**Extracts from a graphics dataset**

────────

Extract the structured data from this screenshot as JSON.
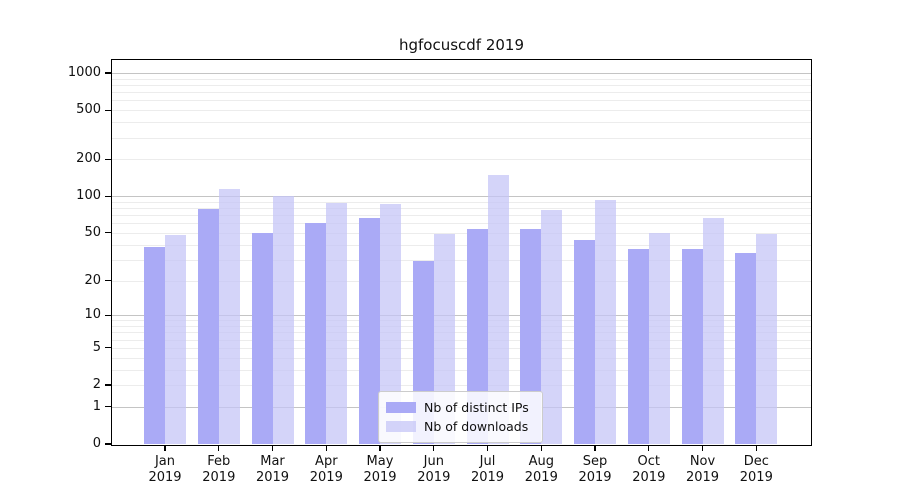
{
  "title": "hgfocuscdf 2019",
  "colors": {
    "ips_bar": "#aaaaf6",
    "downloads_bar": "rgba(196,196,247,0.72)",
    "grid_major": "#c4c4c4",
    "grid_minor": "#ececec",
    "axis": "#000000"
  },
  "chart_data": {
    "type": "bar",
    "title": "hgfocuscdf 2019",
    "categories": [
      "Jan",
      "Feb",
      "Mar",
      "Apr",
      "May",
      "Jun",
      "Jul",
      "Aug",
      "Sep",
      "Oct",
      "Nov",
      "Dec"
    ],
    "year": "2019",
    "series": [
      {
        "name": "Nb of distinct IPs",
        "color": "#aaaaf6",
        "values": [
          38,
          78,
          50,
          60,
          66,
          29,
          54,
          54,
          44,
          37,
          37,
          34
        ]
      },
      {
        "name": "Nb of downloads",
        "color": "rgba(196,196,247,0.72)",
        "values": [
          48,
          114,
          100,
          88,
          86,
          49,
          149,
          77,
          93,
          50,
          66,
          49
        ]
      }
    ],
    "y_scale": "log1p",
    "y_ticks": [
      0,
      1,
      2,
      5,
      10,
      20,
      50,
      100,
      200,
      500,
      1000
    ],
    "ylim": [
      0,
      1275
    ],
    "grid": true,
    "legend_position": "bottom-center"
  },
  "legend": {
    "item_ips": "Nb of distinct IPs",
    "item_downloads": "Nb of downloads"
  }
}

────────

**Exercise**
Output every entry exactly as given; pictures are not part of the copy.

**Correct result**
Extract the structured data from this screenshot as JSON.
{
  "title": "hgfocuscdf 2019",
  "colors": {
    "ips_bar": "#aaaaf6",
    "downloads_bar": "rgba(196,196,247,0.72)",
    "grid_major": "#c4c4c4",
    "grid_minor": "#ececec",
    "axis": "#000000"
  },
  "chart_data": {
    "type": "bar",
    "title": "hgfocuscdf 2019",
    "categories": [
      "Jan",
      "Feb",
      "Mar",
      "Apr",
      "May",
      "Jun",
      "Jul",
      "Aug",
      "Sep",
      "Oct",
      "Nov",
      "Dec"
    ],
    "year": "2019",
    "series": [
      {
        "name": "Nb of distinct IPs",
        "color": "#aaaaf6",
        "values": [
          38,
          78,
          50,
          60,
          66,
          29,
          54,
          54,
          44,
          37,
          37,
          34
        ]
      },
      {
        "name": "Nb of downloads",
        "color": "rgba(196,196,247,0.72)",
        "values": [
          48,
          114,
          100,
          88,
          86,
          49,
          149,
          77,
          93,
          50,
          66,
          49
        ]
      }
    ],
    "y_scale": "log1p",
    "y_ticks": [
      0,
      1,
      2,
      5,
      10,
      20,
      50,
      100,
      200,
      500,
      1000
    ],
    "ylim": [
      0,
      1275
    ],
    "grid": true,
    "legend_position": "bottom-center"
  },
  "legend": {
    "item_ips": "Nb of distinct IPs",
    "item_downloads": "Nb of downloads"
  }
}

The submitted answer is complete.